Exercise details:
All of the lines below are to be transcribed faithfully, with pictures excluded from the copy.

....................

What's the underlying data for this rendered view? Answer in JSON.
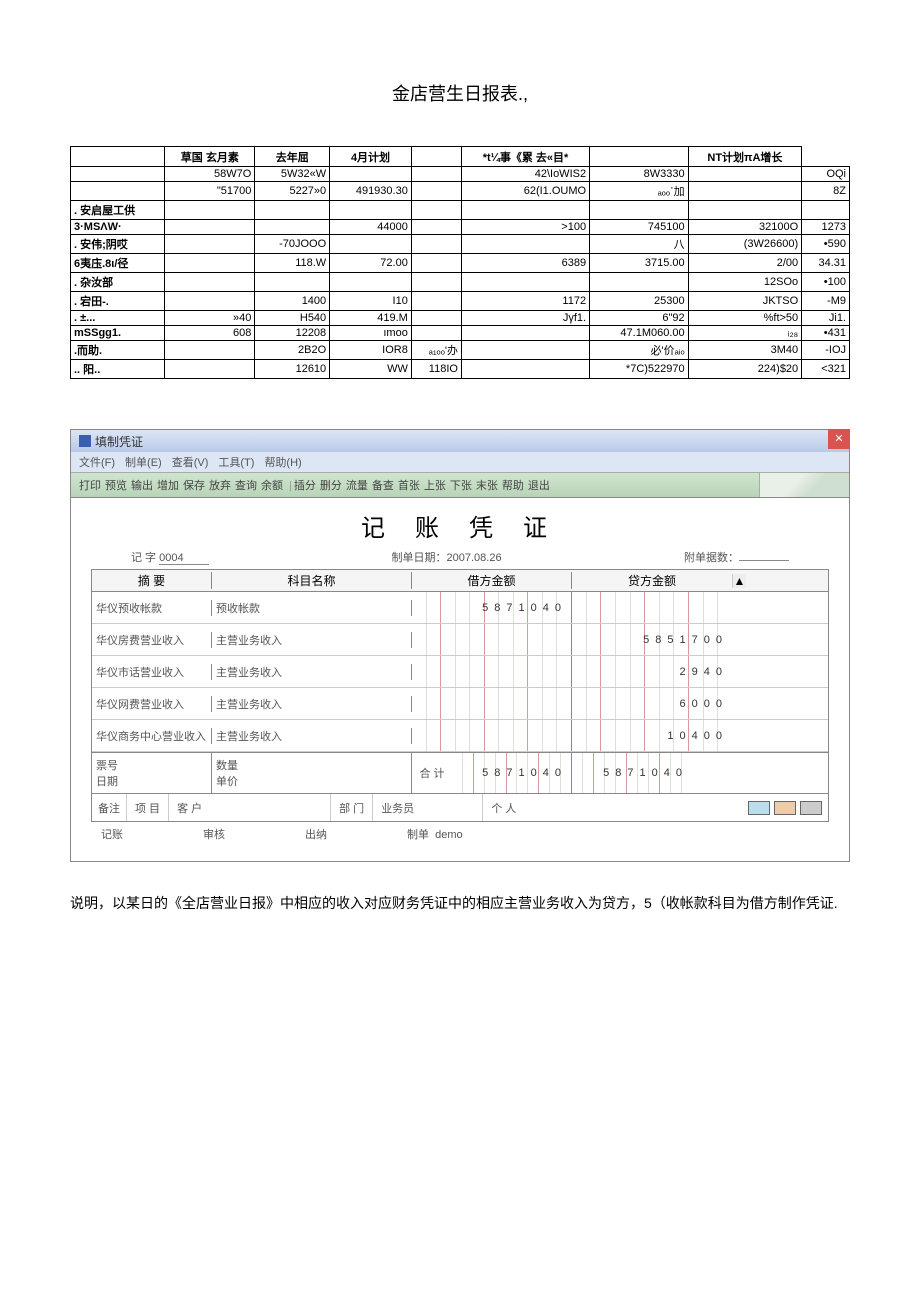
{
  "page_title": "金店营生日报表.,",
  "report": {
    "header_cols": [
      "",
      "草国 玄月素",
      "去年屈",
      "4月计划",
      "",
      "*t¼事《累 去«目*",
      "",
      "NT计划πA增长"
    ],
    "rows": [
      {
        "label": "",
        "c": [
          "58W7O",
          "5W32«W",
          "",
          "",
          "42\\IoWIS2",
          "8W3330",
          "",
          "OQi"
        ]
      },
      {
        "label": "",
        "c": [
          "\"51700",
          "5227»0",
          "491930.30",
          "",
          "62(I1.OUMO",
          "ₐₒₒ᾽加",
          "",
          "8Z"
        ]
      },
      {
        "label": ". 安启屋工供",
        "c": [
          "",
          "",
          "",
          "",
          "",
          "",
          "",
          ""
        ]
      },
      {
        "label": "3·MSΛW·",
        "c": [
          "",
          "",
          "44000",
          "",
          ">100",
          "745100",
          "32100O",
          "1273"
        ]
      },
      {
        "label": ". 安伟;阴哎",
        "c": [
          "",
          "-70JOOO",
          "",
          "",
          "",
          "八",
          "(3W26600)",
          "•590"
        ]
      },
      {
        "label": "6夷庒.8ι/径",
        "c": [
          "",
          "118.W",
          "72.00",
          "",
          "6389",
          "3715.00",
          "2/00",
          "34.31"
        ]
      },
      {
        "label": ". 杂汝部",
        "c": [
          "",
          "",
          "",
          "",
          "",
          "",
          "12SOo",
          "•100"
        ]
      },
      {
        "label": ". 宕田-.",
        "c": [
          "",
          "1400",
          "I10",
          "",
          "1172",
          "25300",
          "JKTSO",
          "-M9"
        ]
      },
      {
        "label": ". ±...",
        "c": [
          "»40",
          "H540",
          "419.M",
          "",
          "Jγf1.",
          "6\"92",
          "%ft>50",
          "Ji1."
        ]
      },
      {
        "label": "mSSgg1.",
        "c": [
          "608",
          "12208",
          "ımoo",
          "",
          "",
          "47.1M060.00",
          "ᵢ₂₈",
          "•431"
        ]
      },
      {
        "label": ".而助.",
        "c": [
          "",
          "2B2O",
          "IOR8",
          "ₐ₁ₒₒ'办",
          "",
          "必'价ₐᵢₒ",
          "3M40",
          "-IOJ"
        ]
      },
      {
        "label": ".. 阳..",
        "c": [
          "",
          "12610",
          "WW",
          "118IO",
          "",
          "*7C)522970",
          "224)$20",
          "<321"
        ]
      }
    ]
  },
  "voucher": {
    "window_title": "填制凭证",
    "menu": [
      "文件(F)",
      "制单(E)",
      "查看(V)",
      "工具(T)",
      "帮助(H)"
    ],
    "toolbar": [
      "打印",
      "预览",
      "输出",
      "增加",
      "保存",
      "放弃",
      "查询",
      "余额",
      "|",
      "插分",
      "删分",
      "流量",
      "备查",
      "首张",
      "上张",
      "下张",
      "末张",
      "帮助",
      "退出"
    ],
    "heading": "记 账 凭 证",
    "voucher_no_label": "记   字",
    "voucher_no": "0004",
    "date_label": "制单日期：",
    "date": "2007.08.26",
    "attach_label": "附单据数：",
    "grid_headers": {
      "summary": "摘 要",
      "subject": "科目名称",
      "debit": "借方金额",
      "credit": "贷方金额"
    },
    "rows": [
      {
        "summary": "华仪预收帐款",
        "subject": "预收帐款",
        "debit": "5871040",
        "credit": ""
      },
      {
        "summary": "华仪房费营业收入",
        "subject": "主营业务收入",
        "debit": "",
        "credit": "5851700"
      },
      {
        "summary": "华仪市话营业收入",
        "subject": "主营业务收入",
        "debit": "",
        "credit": "2940"
      },
      {
        "summary": "华仪网费营业收入",
        "subject": "主营业务收入",
        "debit": "",
        "credit": "6000"
      },
      {
        "summary": "华仪商务中心营业收入",
        "subject": "主营业务收入",
        "debit": "",
        "credit": "10400"
      }
    ],
    "footer": {
      "ticket_label": "票号",
      "date_label": "日期",
      "qty_label": "数量",
      "price_label": "单价",
      "total_label": "合 计",
      "total_debit": "5871040",
      "total_credit": "5871040"
    },
    "remark": {
      "label": "备注",
      "proj": "项 目",
      "cust": "客 户",
      "dept": "部 门",
      "sales": "业务员",
      "person": "个 人"
    },
    "signoff": {
      "book": "记账",
      "audit": "审核",
      "cashier": "出纳",
      "maker": "制单",
      "maker_name": "demo"
    }
  },
  "explanation": "说明，以某日的《全店营业日报》中相应的收入对应财务凭证中的相应主营业务收入为贷方，5（收帐款科目为借方制作凭证."
}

....................

Exercise solution:
What's the underlying data for this rendered view? Answer in JSON.
{
  "page_title": "金店营生日报表.,",
  "report": {
    "header_cols": [
      "",
      "草国 玄月素",
      "去年屈",
      "4月计划",
      "",
      "*t¼事《累 去«目*",
      "",
      "NT计划πA增长"
    ],
    "rows": [
      {
        "label": "",
        "c": [
          "58W7O",
          "5W32«W",
          "",
          "",
          "42\\IoWIS2",
          "8W3330",
          "",
          "OQi"
        ]
      },
      {
        "label": "",
        "c": [
          "\"51700",
          "5227»0",
          "491930.30",
          "",
          "62(I1.OUMO",
          "ₐₒₒ᾽加",
          "",
          "8Z"
        ]
      },
      {
        "label": ". 安启屋工供",
        "c": [
          "",
          "",
          "",
          "",
          "",
          "",
          "",
          ""
        ]
      },
      {
        "label": "3·MSΛW·",
        "c": [
          "",
          "",
          "44000",
          "",
          ">100",
          "745100",
          "32100O",
          "1273"
        ]
      },
      {
        "label": ". 安伟;阴哎",
        "c": [
          "",
          "-70JOOO",
          "",
          "",
          "",
          "八",
          "(3W26600)",
          "•590"
        ]
      },
      {
        "label": "6夷庒.8ι/径",
        "c": [
          "",
          "118.W",
          "72.00",
          "",
          "6389",
          "3715.00",
          "2/00",
          "34.31"
        ]
      },
      {
        "label": ". 杂汝部",
        "c": [
          "",
          "",
          "",
          "",
          "",
          "",
          "12SOo",
          "•100"
        ]
      },
      {
        "label": ". 宕田-.",
        "c": [
          "",
          "1400",
          "I10",
          "",
          "1172",
          "25300",
          "JKTSO",
          "-M9"
        ]
      },
      {
        "label": ". ±...",
        "c": [
          "»40",
          "H540",
          "419.M",
          "",
          "Jγf1.",
          "6\"92",
          "%ft>50",
          "Ji1."
        ]
      },
      {
        "label": "mSSgg1.",
        "c": [
          "608",
          "12208",
          "ımoo",
          "",
          "",
          "47.1M060.00",
          "ᵢ₂₈",
          "•431"
        ]
      },
      {
        "label": ".而助.",
        "c": [
          "",
          "2B2O",
          "IOR8",
          "ₐ₁ₒₒ'办",
          "",
          "必'价ₐᵢₒ",
          "3M40",
          "-IOJ"
        ]
      },
      {
        "label": ".. 阳..",
        "c": [
          "",
          "12610",
          "WW",
          "118IO",
          "",
          "*7C)522970",
          "224)$20",
          "<321"
        ]
      }
    ]
  },
  "voucher": {
    "window_title": "填制凭证",
    "menu": [
      "文件(F)",
      "制单(E)",
      "查看(V)",
      "工具(T)",
      "帮助(H)"
    ],
    "toolbar": [
      "打印",
      "预览",
      "输出",
      "增加",
      "保存",
      "放弃",
      "查询",
      "余额",
      "|",
      "插分",
      "删分",
      "流量",
      "备查",
      "首张",
      "上张",
      "下张",
      "末张",
      "帮助",
      "退出"
    ],
    "heading": "记 账 凭 证",
    "voucher_no_label": "记   字",
    "voucher_no": "0004",
    "date_label": "制单日期：",
    "date": "2007.08.26",
    "attach_label": "附单据数：",
    "grid_headers": {
      "summary": "摘 要",
      "subject": "科目名称",
      "debit": "借方金额",
      "credit": "贷方金额"
    },
    "rows": [
      {
        "summary": "华仪预收帐款",
        "subject": "预收帐款",
        "debit": "5871040",
        "credit": ""
      },
      {
        "summary": "华仪房费营业收入",
        "subject": "主营业务收入",
        "debit": "",
        "credit": "5851700"
      },
      {
        "summary": "华仪市话营业收入",
        "subject": "主营业务收入",
        "debit": "",
        "credit": "2940"
      },
      {
        "summary": "华仪网费营业收入",
        "subject": "主营业务收入",
        "debit": "",
        "credit": "6000"
      },
      {
        "summary": "华仪商务中心营业收入",
        "subject": "主营业务收入",
        "debit": "",
        "credit": "10400"
      }
    ],
    "footer": {
      "ticket_label": "票号",
      "date_label": "日期",
      "qty_label": "数量",
      "price_label": "单价",
      "total_label": "合 计",
      "total_debit": "5871040",
      "total_credit": "5871040"
    },
    "remark": {
      "label": "备注",
      "proj": "项 目",
      "cust": "客 户",
      "dept": "部 门",
      "sales": "业务员",
      "person": "个 人"
    },
    "signoff": {
      "book": "记账",
      "audit": "审核",
      "cashier": "出纳",
      "maker": "制单",
      "maker_name": "demo"
    }
  },
  "explanation": "说明，以某日的《全店营业日报》中相应的收入对应财务凭证中的相应主营业务收入为贷方，5（收帐款科目为借方制作凭证."
}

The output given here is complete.